液体供給システムの抜粋によると、圧力調整部7はどの二つの構成要素を備えていますか？

抜粋.
□ □ □

図1は本発明の第一実施形態に係る液体供給システム1のブロック図である。液体供給システム1は、供給ポート2cと排出ポート2dを備えるヘッド部2と、液体を貯留するメインタンク3と、メインタンク3から液体を流入し供給ポート2cに液体を流出するサブタンク4と、メインタンク3からサブタンク4に供給する液量を制御する液体供給制御部14と、サブタンク4の気体層5aの圧力を調整する圧力調整部7と、排出ポート2dから液体を吸引する液体ポンプ8と、を備える。以下、具体的に説明する。
ヘッド部2は、液滴を吐出するノズル2aと、液体に圧力を印加する圧力室2bと、圧力室2bに連通し、外部から液体を流入する供給ポート2cと、圧力室2bに連通し、圧力室2bの液体を外部に排出する排出ポート2dとを備える。液体は、吐出して記録するインクや、機能性薄膜を形成する機能性液体材料を使用することができる。圧力室2bは、圧電体を使用しピエゾ効果を利用して圧力を生成する方式や、液体を加熱して気泡を発生させて圧力を生成する方式を利用することができる。
サブタンク4は、メインタンク3と液体供給制御部14としての電磁バルブ11を介して連通する。サブタンク4は、ヘッド部2の供給ポート2cと連通し、供給ポート2cに液体を流出する。サブタンク4は、内部に気体層5aと液体層5bを有する。気体層5aとして空気や不活性ガスを使用し、液体層5bとしてインクや機能性液体材料を使用することができる。サブタンク4に、気体層5aと液体層5bの境界の液面を検出する液面センサを設置すれば、メインタンク3からサブタンク4に供給する液量を制御することができる。
圧力調整部7はサブタンク4の気体層5aに連通し、気体層5aを一定の圧力に調整する。圧力調整部7はコンプレッサー7aとレギュレータ7bを備え、コンプレッサー7aから供給される高圧気体をレギュレータ7bにより所定圧力に減圧して気体層5aに送出し、気体層5aを一定圧力に維持する。なお、メインタンク3や液体ポンプ8から液体層5bに流入すると気体層5aの圧力が変動するが、サブタンク4はこの圧力変動が無視できる程度の容量を有する。
液体ポンプ8は、入力側が排出ポート2dに連通し、出力側がサブタンク4に連通し、排出ポート2dから吸引した液体をサブタンク4に戻して循環させる。液体ポンプ8と排出ポート2dの間には、排出ポート2dの液体の圧力を検出する第一圧力センサ6を備える。液体ポンプ8は、第一圧力センサ6の圧力情報に基づいて排出ポート2dから液体を吸引しサブタンク4に液体を戻して循環させる。液体ポンプ8としてチューブポンプやダイヤフラムポンプを使用することができる。

□ □ □

提供情報.
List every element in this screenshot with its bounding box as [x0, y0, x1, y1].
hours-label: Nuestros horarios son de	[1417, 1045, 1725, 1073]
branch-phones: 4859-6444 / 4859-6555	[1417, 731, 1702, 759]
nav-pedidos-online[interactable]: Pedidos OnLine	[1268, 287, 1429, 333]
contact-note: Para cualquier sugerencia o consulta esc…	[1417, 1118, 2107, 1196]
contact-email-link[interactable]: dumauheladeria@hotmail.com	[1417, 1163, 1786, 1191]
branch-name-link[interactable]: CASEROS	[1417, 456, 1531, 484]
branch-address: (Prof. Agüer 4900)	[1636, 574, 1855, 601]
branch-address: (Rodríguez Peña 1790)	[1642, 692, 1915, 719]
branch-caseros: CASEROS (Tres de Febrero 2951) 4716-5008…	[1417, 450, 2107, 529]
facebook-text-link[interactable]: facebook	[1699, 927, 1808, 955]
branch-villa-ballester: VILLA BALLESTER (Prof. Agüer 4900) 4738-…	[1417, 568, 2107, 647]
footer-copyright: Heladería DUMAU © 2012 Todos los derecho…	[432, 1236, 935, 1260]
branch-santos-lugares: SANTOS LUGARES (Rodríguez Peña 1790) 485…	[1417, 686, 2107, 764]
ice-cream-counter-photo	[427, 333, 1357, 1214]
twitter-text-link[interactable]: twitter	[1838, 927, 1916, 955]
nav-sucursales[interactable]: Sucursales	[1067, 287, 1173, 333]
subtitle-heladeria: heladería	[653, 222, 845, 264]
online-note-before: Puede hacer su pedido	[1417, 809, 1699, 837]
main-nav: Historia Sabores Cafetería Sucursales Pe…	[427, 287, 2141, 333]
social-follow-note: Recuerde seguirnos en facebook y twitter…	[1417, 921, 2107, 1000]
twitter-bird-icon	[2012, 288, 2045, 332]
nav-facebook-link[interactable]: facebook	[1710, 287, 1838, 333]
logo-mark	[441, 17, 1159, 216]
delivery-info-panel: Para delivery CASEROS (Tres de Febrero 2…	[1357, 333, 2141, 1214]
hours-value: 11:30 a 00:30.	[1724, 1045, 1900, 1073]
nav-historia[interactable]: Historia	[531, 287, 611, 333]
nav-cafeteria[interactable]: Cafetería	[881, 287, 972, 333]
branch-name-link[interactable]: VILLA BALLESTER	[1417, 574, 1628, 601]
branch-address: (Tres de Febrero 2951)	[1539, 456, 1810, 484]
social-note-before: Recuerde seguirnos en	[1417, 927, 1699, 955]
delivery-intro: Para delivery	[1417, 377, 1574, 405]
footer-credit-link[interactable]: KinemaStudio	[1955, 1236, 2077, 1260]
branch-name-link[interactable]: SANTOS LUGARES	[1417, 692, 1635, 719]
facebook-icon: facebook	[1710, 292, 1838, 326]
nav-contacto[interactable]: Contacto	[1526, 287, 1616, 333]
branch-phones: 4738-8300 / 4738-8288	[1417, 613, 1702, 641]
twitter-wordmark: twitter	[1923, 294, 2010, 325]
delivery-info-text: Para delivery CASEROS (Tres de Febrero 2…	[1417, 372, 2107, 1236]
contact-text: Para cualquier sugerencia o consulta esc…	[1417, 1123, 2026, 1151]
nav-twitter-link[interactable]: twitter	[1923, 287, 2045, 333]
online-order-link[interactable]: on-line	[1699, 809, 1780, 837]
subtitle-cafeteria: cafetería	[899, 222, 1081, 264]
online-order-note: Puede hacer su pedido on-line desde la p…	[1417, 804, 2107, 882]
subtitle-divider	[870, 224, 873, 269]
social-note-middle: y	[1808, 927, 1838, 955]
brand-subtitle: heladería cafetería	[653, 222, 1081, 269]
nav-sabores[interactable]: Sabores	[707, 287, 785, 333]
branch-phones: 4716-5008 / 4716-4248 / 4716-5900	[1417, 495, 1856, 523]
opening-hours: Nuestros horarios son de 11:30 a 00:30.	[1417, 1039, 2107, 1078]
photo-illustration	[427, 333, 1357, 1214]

□ □ □

解答. コンプレッサー7aとレギュレータ7bです。